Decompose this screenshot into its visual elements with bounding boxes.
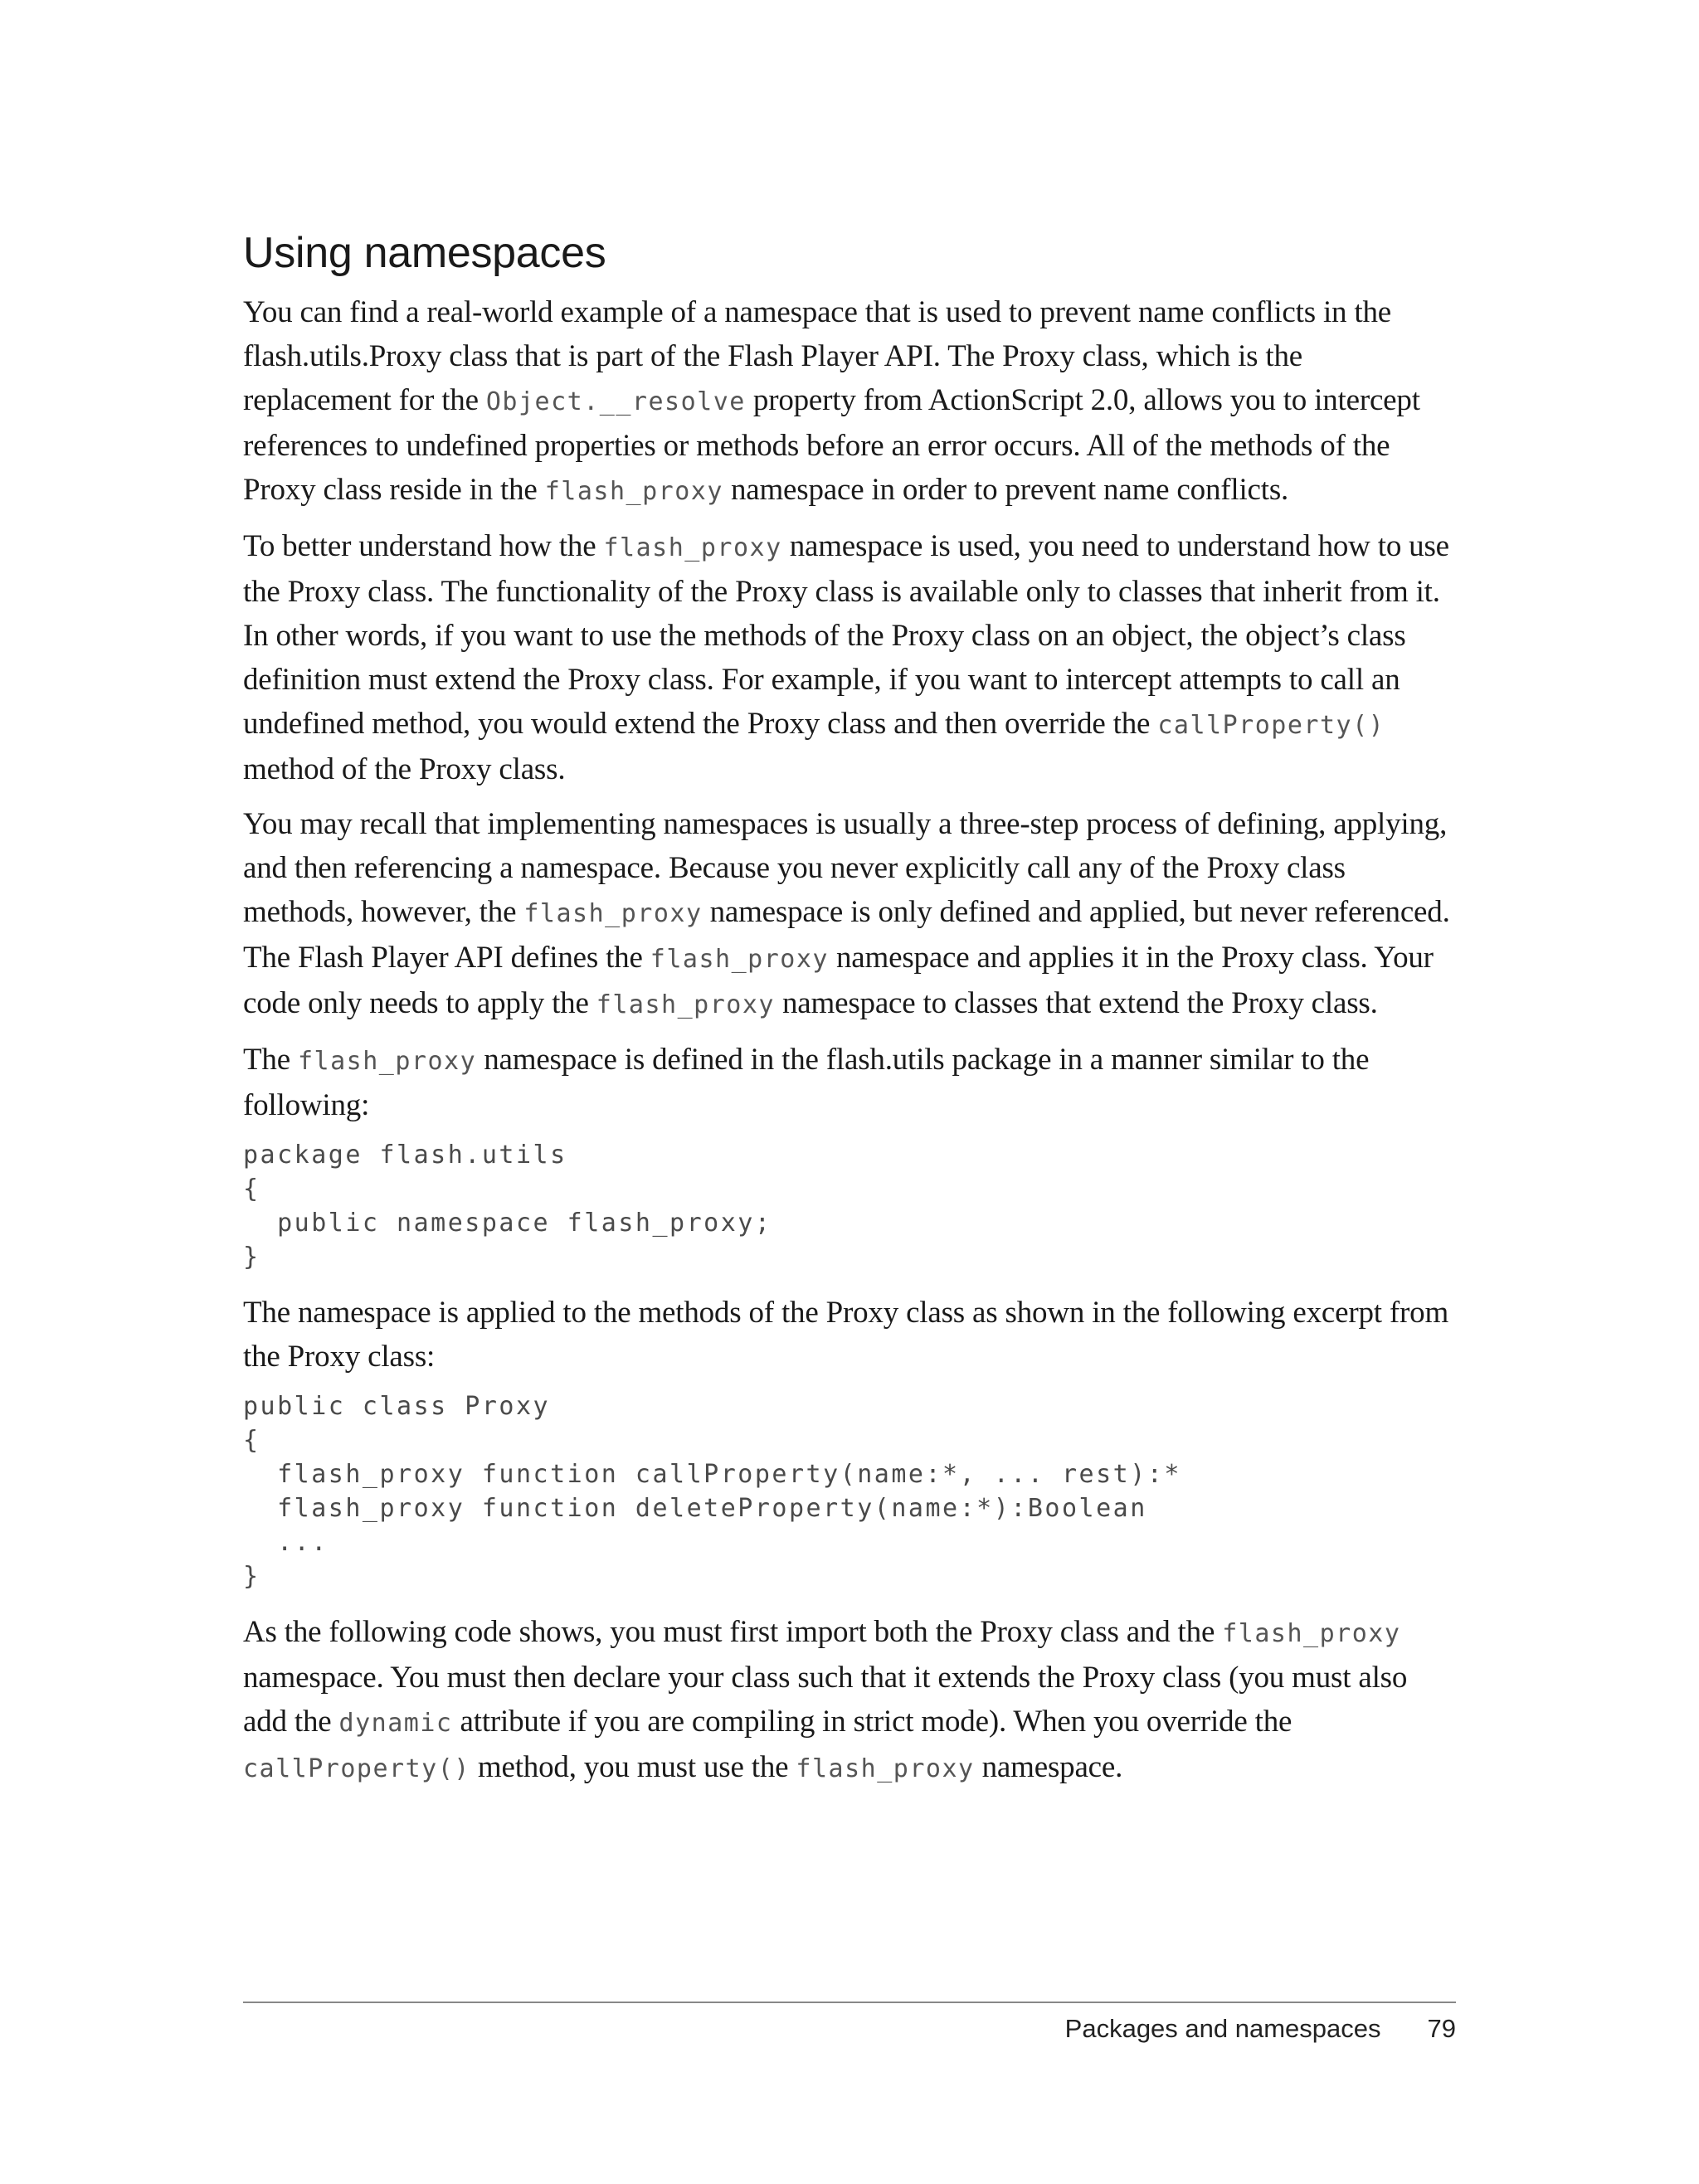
- inline-code: callProperty(): [1157, 711, 1385, 740]
- page-number: 79: [1427, 2014, 1456, 2043]
- inline-code: flash_proxy: [603, 533, 782, 562]
- section-heading: Using namespaces: [243, 229, 606, 277]
- inline-code: flash_proxy: [544, 477, 723, 506]
- code-block-package: package flash.utils { public namespace flash_proxy; }: [243, 1141, 772, 1272]
- text: You may recall that implementing namespaces is usually a three-step process of defining, applying, and then referencing a namespace. Because you never explicitly call any of the Proxy class methods, however, the: [243, 807, 1448, 929]
- text: To better understand how the: [243, 529, 604, 563]
- inline-code: flash_proxy: [1222, 1619, 1401, 1648]
- page-content: [243, 224, 1456, 1802]
- paragraph-2: [243, 524, 1456, 791]
- text: method, you must use the: [470, 1750, 796, 1784]
- text: namespace and applies it in the Proxy class. Your code only needs to apply the: [243, 941, 1434, 1020]
- text: property from ActionScript 2.0, allows you to intercept references to undefined properties or methods before an error occurs. All of the methods of the Proxy class reside in the: [243, 383, 1420, 507]
- text: The: [243, 1043, 298, 1077]
- paragraph-5: [243, 1291, 1456, 1379]
- text: You can find a real-world example of a namespace that is used to prevent name conflicts in the flash.utils.Proxy class that is part of the Flash Player API. The Proxy class, which is the replacement for the: [243, 295, 1392, 417]
- inline-code: dynamic: [338, 1709, 453, 1738]
- inline-code: flash_proxy: [650, 945, 829, 974]
- code-block-proxy-class: public class Proxy { flash_proxy function callProperty(name:*, ... rest):* flash_proxy function deleteProperty(name:*):Boolean ... }: [243, 1392, 1181, 1591]
- text: The namespace is applied to the methods of the Proxy class as shown in the following excerpt from the Proxy class:: [243, 1296, 1449, 1374]
- text: namespace is only defined and applied, but never referenced. The Flash Player API defines the: [243, 895, 1450, 975]
- text: attribute if you are compiling in strict mode). When you override the: [452, 1705, 1293, 1739]
- inline-code: Object.__resolve: [485, 387, 746, 416]
- inline-code: callProperty(): [243, 1754, 470, 1783]
- text: namespace.: [974, 1750, 1123, 1784]
- text: method of the Proxy class.: [243, 752, 566, 786]
- text: namespace is defined in the flash.utils package in a manner similar to the following:: [243, 1043, 1370, 1122]
- inline-code: flash_proxy: [523, 899, 703, 928]
- inline-code: flash_proxy: [796, 1754, 975, 1783]
- text: namespace to classes that extend the Proxy class.: [774, 986, 1378, 1020]
- text: namespace in order to prevent name conflicts.: [723, 473, 1289, 507]
- footer-rule: [243, 2002, 1456, 2003]
- text: namespace is used, you need to understand how to use the Proxy class. The functionality of the Proxy class is available only to classes that inherit from it. In other words, if you want to use the methods of the Proxy class on an object, the object’s class definition must extend the Proxy class. For example, if you want to intercept attempts to call an undefined method, you would extend the Proxy class and then override the: [243, 529, 1449, 741]
- paragraph-3: [243, 802, 1456, 1027]
- paragraph-4: [243, 1038, 1456, 1127]
- paragraph-1: [243, 290, 1456, 513]
- inline-code: flash_proxy: [596, 990, 775, 1019]
- chapter-title: Packages and namespaces: [1064, 2014, 1381, 2043]
- text: namespace. You must then declare your class such that it extends the Proxy class (you must also add the: [243, 1661, 1408, 1739]
- page-footer: [1065, 2014, 1456, 2044]
- paragraph-6: [243, 1610, 1456, 1791]
- inline-code: flash_proxy: [297, 1047, 477, 1076]
- text: As the following code shows, you must first import both the Proxy class and the: [243, 1615, 1223, 1649]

════

**Direction:**
Collect each line of the data above that contains the string "following".

**Exercise answer:**
- text: The namespace is applied to the methods of the Proxy class as shown in the following excerpt from the Proxy class:: [243, 1296, 1449, 1374]
- text: namespace is defined in the flash.utils package in a manner similar to the following:: [243, 1043, 1370, 1122]
- text: As the following code shows, you must first import both the Proxy class and the: [243, 1615, 1223, 1649]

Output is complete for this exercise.